MATERIAL FOR THIS TASK.
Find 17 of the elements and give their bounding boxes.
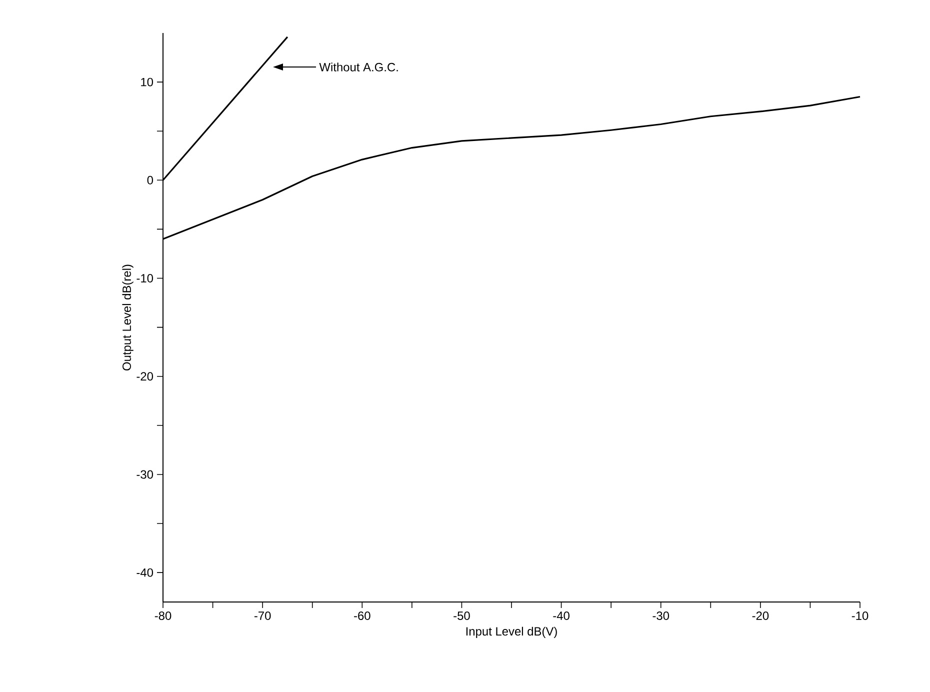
x-tick-label: -30 <box>652 612 670 620</box>
y-axis-title: Output Level dB(rel) <box>122 264 134 370</box>
x-tick-label: -60 <box>354 612 370 620</box>
y-tick-label: -40 <box>136 568 154 577</box>
x-tick-label: -20 <box>752 612 769 620</box>
y-tick-label: 0 <box>147 176 154 184</box>
x-axis-title: Input Level dB(V) <box>466 626 557 638</box>
y-tick-label: -10 <box>136 274 154 282</box>
x-tick-label: -40 <box>553 612 570 620</box>
x-tick-label: -80 <box>154 612 172 620</box>
y-tick-label: -30 <box>136 470 154 479</box>
y-tick-label: 10 <box>141 78 154 86</box>
annotation: Without A.G.C. <box>319 62 398 72</box>
x-tick-label: -10 <box>852 612 868 620</box>
y-tick-label: -20 <box>136 372 154 381</box>
x-tick-label: -50 <box>454 612 470 620</box>
x-tick-label: -70 <box>254 612 271 620</box>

TASK BRIEF. Print every line of the records above word for word, leaving out the picture.

FULL SOLUTION.
Find 17 of the elements and give their bounding boxes.
x-tick-label: -30 <box>652 612 670 620</box>
y-axis-title: Output Level dB(rel) <box>122 264 134 370</box>
x-tick-label: -60 <box>354 612 370 620</box>
y-tick-label: -40 <box>136 568 154 577</box>
x-tick-label: -20 <box>752 612 769 620</box>
y-tick-label: 0 <box>147 176 154 184</box>
x-axis-title: Input Level dB(V) <box>466 626 557 638</box>
y-tick-label: -10 <box>136 274 154 282</box>
x-tick-label: -40 <box>553 612 570 620</box>
x-tick-label: -80 <box>154 612 172 620</box>
y-tick-label: -30 <box>136 470 154 479</box>
y-tick-label: 10 <box>141 78 154 86</box>
annotation: Without A.G.C. <box>319 62 398 72</box>
x-tick-label: -10 <box>852 612 868 620</box>
y-tick-label: -20 <box>136 372 154 381</box>
x-tick-label: -50 <box>454 612 470 620</box>
x-tick-label: -70 <box>254 612 271 620</box>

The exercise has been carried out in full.